Records from a dataset:
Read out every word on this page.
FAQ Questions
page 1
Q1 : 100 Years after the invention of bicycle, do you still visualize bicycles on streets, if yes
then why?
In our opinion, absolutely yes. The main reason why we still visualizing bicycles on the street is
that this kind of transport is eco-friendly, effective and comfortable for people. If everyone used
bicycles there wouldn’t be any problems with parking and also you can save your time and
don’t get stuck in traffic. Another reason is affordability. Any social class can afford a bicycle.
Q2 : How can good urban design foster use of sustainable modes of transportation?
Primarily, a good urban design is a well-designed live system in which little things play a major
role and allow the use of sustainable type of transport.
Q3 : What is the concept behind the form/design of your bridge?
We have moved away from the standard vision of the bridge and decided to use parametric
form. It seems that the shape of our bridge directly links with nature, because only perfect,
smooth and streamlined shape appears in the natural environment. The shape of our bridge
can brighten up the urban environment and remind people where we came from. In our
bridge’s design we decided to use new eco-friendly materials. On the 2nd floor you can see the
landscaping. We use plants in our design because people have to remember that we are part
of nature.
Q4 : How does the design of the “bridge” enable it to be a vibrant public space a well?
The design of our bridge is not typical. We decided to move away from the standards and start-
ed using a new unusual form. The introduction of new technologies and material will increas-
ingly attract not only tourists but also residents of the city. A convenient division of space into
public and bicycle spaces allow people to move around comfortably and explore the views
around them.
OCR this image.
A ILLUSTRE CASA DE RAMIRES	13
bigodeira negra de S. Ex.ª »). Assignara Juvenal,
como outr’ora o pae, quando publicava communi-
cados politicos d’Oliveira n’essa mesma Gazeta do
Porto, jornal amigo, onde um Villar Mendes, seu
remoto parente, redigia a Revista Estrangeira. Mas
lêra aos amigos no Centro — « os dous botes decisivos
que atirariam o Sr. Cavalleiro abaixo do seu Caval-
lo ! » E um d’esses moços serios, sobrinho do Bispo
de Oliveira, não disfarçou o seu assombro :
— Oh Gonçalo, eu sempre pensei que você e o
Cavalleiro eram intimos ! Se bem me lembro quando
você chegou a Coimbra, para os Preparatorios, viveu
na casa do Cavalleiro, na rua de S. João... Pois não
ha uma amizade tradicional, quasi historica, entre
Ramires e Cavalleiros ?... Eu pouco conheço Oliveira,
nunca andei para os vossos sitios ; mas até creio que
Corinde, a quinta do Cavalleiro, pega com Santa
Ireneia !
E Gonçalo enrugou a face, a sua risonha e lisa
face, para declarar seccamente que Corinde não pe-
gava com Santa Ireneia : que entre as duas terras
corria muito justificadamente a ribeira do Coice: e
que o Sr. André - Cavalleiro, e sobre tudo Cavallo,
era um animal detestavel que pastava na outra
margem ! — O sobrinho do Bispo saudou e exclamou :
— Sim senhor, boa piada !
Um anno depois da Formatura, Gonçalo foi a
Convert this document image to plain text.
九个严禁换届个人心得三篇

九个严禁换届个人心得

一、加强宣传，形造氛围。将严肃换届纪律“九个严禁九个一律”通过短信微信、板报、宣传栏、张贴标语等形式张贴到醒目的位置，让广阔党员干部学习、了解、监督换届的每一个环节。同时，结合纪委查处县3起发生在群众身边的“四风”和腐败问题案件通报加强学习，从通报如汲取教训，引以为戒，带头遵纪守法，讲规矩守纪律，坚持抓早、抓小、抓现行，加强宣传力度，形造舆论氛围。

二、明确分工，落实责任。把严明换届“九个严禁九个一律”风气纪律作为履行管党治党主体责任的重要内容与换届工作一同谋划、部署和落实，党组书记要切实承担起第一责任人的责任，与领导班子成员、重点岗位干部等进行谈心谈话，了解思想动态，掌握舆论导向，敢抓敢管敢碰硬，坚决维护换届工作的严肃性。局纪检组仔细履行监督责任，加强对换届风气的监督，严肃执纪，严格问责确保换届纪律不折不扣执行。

### What you need to do
Transcribe each entry precisely, missing none.

### Solution for this exercise
Read out every word on this page.
FAQ Questions
page 1
Q1 : 100 Years after the invention of bicycle, do you still visualize bicycles on streets, if yes
then why?
In our opinion, absolutely yes. The main reason why we still visualizing bicycles on the street is
that this kind of transport is eco-friendly, effective and comfortable for people. If everyone used
bicycles there wouldn’t be any problems with parking and also you can save your time and
don’t get stuck in traffic. Another reason is affordability. Any social class can afford a bicycle.
Q2 : How can good urban design foster use of sustainable modes of transportation?
Primarily, a good urban design is a well-designed live system in which little things play a major
role and allow the use of sustainable type of transport.
Q3 : What is the concept behind the form/design of your bridge?
We have moved away from the standard vision of the bridge and decided to use parametric
form. It seems that the shape of our bridge directly links with nature, because only perfect,
smooth and streamlined shape appears in the natural environment. The shape of our bridge
can brighten up the urban environment and remind people where we came from. In our
bridge’s design we decided to use new eco-friendly materials. On the 2nd floor you can see the
landscaping. We use plants in our design because people have to remember that we are part
of nature.
Q4 : How does the design of the “bridge” enable it to be a vibrant public space a well?
The design of our bridge is not typical. We decided to move away from the standards and start-
ed using a new unusual form. The introduction of new technologies and material will increas-
ingly attract not only tourists but also residents of the city. A convenient division of space into
public and bicycle spaces allow people to move around comfortably and explore the views
around them.
OCR this image.
A ILLUSTRE CASA DE RAMIRES	13
bigodeira negra de S. Ex.ª »). Assignara Juvenal,
como outr’ora o pae, quando publicava communi-
cados politicos d’Oliveira n’essa mesma Gazeta do
Porto, jornal amigo, onde um Villar Mendes, seu
remoto parente, redigia a Revista Estrangeira. Mas
lêra aos amigos no Centro — « os dous botes decisivos
que atirariam o Sr. Cavalleiro abaixo do seu Caval-
lo ! » E um d’esses moços serios, sobrinho do Bispo
de Oliveira, não disfarçou o seu assombro :
— Oh Gonçalo, eu sempre pensei que você e o
Cavalleiro eram intimos ! Se bem me lembro quando
você chegou a Coimbra, para os Preparatorios, viveu
na casa do Cavalleiro, na rua de S. João... Pois não
ha uma amizade tradicional, quasi historica, entre
Ramires e Cavalleiros ?... Eu pouco conheço Oliveira,
nunca andei para os vossos sitios ; mas até creio que
Corinde, a quinta do Cavalleiro, pega com Santa
Ireneia !
E Gonçalo enrugou a face, a sua risonha e lisa
face, para declarar seccamente que Corinde não pe-
gava com Santa Ireneia : que entre as duas terras
corria muito justificadamente a ribeira do Coice: e
que o Sr. André - Cavalleiro, e sobre tudo Cavallo,
era um animal detestavel que pastava na outra
margem ! — O sobrinho do Bispo saudou e exclamou :
— Sim senhor, boa piada !
Um anno depois da Formatura, Gonçalo foi a
Convert this document image to plain text.
九个严禁换届个人心得三篇

九个严禁换届个人心得

一、加强宣传，形造氛围。将严肃换届纪律“九个严禁九个一律”通过短信微信、板报、宣传栏、张贴标语等形式张贴到醒目的位置，让广阔党员干部学习、了解、监督换届的每一个环节。同时，结合纪委查处县3起发生在群众身边的“四风”和腐败问题案件通报加强学习，从通报如汲取教训，引以为戒，带头遵纪守法，讲规矩守纪律，坚持抓早、抓小、抓现行，加强宣传力度，形造舆论氛围。

二、明确分工，落实责任。把严明换届“九个严禁九个一律”风气纪律作为履行管党治党主体责任的重要内容与换届工作一同谋划、部署和落实，党组书记要切实承担起第一责任人的责任，与领导班子成员、重点岗位干部等进行谈心谈话，了解思想动态，掌握舆论导向，敢抓敢管敢碰硬，坚决维护换届工作的严肃性。局纪检组仔细履行监督责任，加强对换届风气的监督，严肃执纪，严格问责确保换届纪律不折不扣执行。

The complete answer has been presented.